▶ Data supplied:
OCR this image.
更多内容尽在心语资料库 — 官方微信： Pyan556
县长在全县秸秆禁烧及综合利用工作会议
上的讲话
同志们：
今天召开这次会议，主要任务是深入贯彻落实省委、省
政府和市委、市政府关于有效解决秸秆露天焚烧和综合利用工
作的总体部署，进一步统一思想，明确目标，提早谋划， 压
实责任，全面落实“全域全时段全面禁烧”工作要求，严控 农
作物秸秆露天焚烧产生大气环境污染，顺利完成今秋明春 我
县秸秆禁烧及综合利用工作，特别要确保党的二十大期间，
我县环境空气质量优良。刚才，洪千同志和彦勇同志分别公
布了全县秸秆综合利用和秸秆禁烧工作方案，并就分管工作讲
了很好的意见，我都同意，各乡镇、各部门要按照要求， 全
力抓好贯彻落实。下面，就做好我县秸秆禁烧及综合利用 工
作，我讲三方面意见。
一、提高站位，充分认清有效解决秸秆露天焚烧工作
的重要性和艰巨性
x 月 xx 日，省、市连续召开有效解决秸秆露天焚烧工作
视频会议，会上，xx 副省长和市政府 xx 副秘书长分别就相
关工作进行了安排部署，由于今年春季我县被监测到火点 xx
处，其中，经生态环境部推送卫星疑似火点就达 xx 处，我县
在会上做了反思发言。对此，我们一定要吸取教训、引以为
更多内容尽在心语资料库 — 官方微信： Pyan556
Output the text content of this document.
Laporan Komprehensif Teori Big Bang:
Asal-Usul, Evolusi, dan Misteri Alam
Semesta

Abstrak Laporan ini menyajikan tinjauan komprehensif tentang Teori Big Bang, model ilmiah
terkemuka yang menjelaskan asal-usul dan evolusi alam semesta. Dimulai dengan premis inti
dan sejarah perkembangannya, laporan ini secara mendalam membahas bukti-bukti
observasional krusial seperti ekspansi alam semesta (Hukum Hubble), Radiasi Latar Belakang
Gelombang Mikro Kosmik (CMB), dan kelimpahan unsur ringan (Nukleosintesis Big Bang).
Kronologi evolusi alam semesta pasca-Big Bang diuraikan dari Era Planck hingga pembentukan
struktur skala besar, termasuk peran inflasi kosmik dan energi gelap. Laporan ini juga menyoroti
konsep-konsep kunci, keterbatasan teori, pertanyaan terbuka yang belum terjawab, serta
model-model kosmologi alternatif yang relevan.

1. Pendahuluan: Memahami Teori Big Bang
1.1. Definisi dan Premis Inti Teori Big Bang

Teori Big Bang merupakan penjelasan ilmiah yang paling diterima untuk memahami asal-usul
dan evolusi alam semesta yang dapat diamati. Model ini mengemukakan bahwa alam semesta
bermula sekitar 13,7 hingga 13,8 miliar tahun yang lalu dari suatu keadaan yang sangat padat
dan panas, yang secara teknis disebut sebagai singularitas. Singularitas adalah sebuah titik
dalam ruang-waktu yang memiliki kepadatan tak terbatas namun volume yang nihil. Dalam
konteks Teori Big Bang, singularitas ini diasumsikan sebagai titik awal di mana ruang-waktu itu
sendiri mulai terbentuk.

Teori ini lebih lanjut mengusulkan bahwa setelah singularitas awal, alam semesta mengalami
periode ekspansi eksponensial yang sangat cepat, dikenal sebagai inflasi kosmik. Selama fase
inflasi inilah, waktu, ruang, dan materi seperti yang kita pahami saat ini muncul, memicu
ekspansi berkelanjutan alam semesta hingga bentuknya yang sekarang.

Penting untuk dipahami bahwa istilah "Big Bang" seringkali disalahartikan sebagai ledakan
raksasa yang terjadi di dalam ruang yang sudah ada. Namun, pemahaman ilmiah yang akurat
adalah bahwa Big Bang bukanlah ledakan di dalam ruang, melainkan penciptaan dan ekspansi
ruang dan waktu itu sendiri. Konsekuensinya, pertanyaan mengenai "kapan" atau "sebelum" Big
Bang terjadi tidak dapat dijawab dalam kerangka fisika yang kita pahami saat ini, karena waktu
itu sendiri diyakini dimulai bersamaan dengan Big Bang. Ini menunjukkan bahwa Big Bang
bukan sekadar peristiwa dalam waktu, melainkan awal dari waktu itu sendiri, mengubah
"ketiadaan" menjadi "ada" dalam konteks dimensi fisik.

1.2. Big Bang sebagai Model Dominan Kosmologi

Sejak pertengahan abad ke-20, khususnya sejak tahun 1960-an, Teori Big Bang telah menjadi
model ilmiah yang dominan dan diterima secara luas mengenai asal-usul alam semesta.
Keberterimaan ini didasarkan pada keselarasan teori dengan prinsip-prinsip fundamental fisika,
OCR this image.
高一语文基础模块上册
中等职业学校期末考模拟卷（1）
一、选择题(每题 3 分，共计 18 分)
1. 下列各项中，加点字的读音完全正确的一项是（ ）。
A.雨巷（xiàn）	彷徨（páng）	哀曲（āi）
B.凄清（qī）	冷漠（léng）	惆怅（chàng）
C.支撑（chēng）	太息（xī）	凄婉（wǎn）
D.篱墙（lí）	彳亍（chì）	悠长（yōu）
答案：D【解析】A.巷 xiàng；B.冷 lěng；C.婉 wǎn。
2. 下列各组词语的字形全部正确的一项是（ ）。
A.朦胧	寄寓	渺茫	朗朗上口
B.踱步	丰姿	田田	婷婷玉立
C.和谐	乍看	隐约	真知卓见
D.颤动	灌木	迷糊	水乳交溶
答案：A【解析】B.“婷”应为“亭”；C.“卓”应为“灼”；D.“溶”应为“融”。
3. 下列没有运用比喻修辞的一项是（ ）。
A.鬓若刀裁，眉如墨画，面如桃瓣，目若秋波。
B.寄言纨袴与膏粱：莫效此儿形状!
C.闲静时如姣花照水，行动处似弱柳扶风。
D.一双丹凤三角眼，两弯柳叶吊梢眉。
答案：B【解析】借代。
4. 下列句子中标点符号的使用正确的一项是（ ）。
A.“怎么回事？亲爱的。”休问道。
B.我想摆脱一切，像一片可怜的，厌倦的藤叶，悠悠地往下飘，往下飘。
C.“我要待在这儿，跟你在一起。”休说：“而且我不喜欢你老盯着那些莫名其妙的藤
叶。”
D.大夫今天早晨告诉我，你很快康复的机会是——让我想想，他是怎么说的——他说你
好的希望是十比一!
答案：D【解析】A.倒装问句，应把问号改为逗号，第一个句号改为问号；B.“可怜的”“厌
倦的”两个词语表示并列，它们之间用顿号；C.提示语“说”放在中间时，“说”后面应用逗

▶ What the exercise asks:
Check each line of the records for "mengenai" and copy the ones that contain it.

▶ Solution to this task:
ruang dan waktu itu sendiri. Konsekuensinya, pertanyaan mengenai "kapan" atau "sebelum" Big
model ilmiah yang dominan dan diterima secara luas mengenai asal-usul alam semesta.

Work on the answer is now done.